• _BRIEF_
Work out how many lines of the data hold the string "marker", and reply with that number alone.

• _DATASET EXTRACT_

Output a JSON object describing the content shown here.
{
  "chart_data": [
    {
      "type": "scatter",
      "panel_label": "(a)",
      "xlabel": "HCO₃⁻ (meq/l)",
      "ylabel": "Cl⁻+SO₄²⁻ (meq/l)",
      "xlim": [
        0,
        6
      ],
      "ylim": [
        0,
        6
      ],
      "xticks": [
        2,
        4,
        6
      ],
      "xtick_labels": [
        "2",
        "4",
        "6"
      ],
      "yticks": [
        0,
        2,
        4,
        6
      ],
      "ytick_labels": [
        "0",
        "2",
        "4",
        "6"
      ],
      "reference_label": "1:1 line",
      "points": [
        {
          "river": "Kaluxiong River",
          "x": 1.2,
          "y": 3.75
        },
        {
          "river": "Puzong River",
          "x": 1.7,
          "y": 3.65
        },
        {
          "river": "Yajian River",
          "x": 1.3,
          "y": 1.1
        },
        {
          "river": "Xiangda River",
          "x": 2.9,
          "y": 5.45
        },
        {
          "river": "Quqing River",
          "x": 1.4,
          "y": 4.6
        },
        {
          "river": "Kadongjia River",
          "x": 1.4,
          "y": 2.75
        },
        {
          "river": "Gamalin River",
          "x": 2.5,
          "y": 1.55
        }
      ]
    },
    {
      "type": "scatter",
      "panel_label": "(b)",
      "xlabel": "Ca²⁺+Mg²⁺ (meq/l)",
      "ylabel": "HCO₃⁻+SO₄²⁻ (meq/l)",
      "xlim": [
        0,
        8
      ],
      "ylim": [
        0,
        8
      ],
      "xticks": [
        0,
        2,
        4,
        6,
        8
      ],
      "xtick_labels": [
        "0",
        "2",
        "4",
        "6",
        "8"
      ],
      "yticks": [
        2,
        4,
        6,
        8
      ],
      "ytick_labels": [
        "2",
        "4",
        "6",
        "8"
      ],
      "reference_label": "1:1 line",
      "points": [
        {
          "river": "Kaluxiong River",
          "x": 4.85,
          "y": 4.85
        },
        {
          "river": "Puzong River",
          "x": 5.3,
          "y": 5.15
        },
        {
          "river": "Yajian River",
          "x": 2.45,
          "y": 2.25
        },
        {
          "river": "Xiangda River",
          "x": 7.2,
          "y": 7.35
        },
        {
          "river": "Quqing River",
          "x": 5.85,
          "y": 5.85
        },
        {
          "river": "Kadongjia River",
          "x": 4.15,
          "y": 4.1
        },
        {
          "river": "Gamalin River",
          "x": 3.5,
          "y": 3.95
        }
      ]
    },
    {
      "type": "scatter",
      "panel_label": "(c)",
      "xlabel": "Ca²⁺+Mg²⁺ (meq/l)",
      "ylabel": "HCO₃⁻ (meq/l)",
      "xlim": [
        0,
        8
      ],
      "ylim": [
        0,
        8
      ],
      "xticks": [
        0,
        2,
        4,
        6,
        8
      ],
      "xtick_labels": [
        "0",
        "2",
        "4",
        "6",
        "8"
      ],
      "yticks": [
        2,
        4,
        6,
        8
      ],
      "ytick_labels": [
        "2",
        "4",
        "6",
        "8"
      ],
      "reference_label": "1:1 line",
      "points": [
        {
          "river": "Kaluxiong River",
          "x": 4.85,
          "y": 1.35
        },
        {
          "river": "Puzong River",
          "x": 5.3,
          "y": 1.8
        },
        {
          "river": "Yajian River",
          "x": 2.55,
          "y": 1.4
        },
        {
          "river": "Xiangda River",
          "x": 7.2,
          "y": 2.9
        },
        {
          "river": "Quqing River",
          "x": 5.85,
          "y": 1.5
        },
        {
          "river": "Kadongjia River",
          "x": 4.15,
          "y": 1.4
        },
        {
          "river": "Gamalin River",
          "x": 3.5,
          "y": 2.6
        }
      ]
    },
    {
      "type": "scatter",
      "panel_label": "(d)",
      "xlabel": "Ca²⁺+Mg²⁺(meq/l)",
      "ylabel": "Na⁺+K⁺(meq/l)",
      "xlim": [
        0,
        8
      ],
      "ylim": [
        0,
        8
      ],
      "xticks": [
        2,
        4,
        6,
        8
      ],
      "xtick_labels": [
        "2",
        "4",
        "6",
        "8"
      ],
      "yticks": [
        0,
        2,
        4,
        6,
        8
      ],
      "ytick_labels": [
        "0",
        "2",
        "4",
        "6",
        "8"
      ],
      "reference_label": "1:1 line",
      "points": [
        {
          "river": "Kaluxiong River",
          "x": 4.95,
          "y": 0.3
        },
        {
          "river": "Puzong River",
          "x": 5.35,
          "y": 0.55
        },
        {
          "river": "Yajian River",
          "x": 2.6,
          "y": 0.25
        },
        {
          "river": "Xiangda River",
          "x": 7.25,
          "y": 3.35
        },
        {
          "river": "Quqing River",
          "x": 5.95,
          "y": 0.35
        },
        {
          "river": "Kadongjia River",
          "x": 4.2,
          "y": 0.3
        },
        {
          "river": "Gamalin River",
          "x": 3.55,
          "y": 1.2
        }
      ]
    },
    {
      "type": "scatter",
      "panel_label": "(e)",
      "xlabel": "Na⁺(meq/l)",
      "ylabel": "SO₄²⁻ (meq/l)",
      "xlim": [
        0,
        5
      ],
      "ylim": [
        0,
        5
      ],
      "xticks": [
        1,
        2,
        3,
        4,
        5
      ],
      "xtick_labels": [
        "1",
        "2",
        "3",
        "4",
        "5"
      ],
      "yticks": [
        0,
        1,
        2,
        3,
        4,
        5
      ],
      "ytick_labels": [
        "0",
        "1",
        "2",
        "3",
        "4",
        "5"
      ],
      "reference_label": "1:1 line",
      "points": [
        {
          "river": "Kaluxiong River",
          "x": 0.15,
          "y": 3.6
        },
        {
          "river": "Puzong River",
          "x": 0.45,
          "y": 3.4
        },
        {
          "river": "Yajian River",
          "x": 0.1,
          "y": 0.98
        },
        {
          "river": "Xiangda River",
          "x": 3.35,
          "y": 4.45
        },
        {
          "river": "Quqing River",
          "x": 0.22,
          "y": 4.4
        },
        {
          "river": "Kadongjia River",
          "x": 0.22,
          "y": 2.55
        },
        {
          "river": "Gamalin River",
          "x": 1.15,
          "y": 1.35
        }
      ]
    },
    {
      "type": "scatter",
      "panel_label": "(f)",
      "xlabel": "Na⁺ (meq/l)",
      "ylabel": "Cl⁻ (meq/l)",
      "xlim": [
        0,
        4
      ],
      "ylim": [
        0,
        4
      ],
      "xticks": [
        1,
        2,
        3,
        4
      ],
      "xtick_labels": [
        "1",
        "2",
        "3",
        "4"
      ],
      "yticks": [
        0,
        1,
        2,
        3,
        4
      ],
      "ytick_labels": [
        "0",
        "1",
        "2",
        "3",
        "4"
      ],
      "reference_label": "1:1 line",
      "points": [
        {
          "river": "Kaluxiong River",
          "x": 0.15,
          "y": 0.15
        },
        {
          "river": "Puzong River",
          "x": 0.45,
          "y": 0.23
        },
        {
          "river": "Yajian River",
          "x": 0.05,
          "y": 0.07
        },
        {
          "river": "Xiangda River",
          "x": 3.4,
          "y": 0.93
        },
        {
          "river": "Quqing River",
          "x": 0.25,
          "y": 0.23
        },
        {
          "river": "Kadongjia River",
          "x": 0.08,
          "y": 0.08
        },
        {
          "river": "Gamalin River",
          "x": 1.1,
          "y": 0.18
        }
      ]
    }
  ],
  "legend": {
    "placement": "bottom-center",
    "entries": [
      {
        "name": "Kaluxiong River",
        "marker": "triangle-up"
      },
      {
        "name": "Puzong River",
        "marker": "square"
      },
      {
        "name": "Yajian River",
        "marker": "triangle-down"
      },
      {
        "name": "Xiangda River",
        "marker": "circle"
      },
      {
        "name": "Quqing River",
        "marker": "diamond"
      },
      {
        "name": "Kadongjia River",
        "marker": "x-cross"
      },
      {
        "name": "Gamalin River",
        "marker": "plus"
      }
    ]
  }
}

• _WRITTEN SOLUTION_
7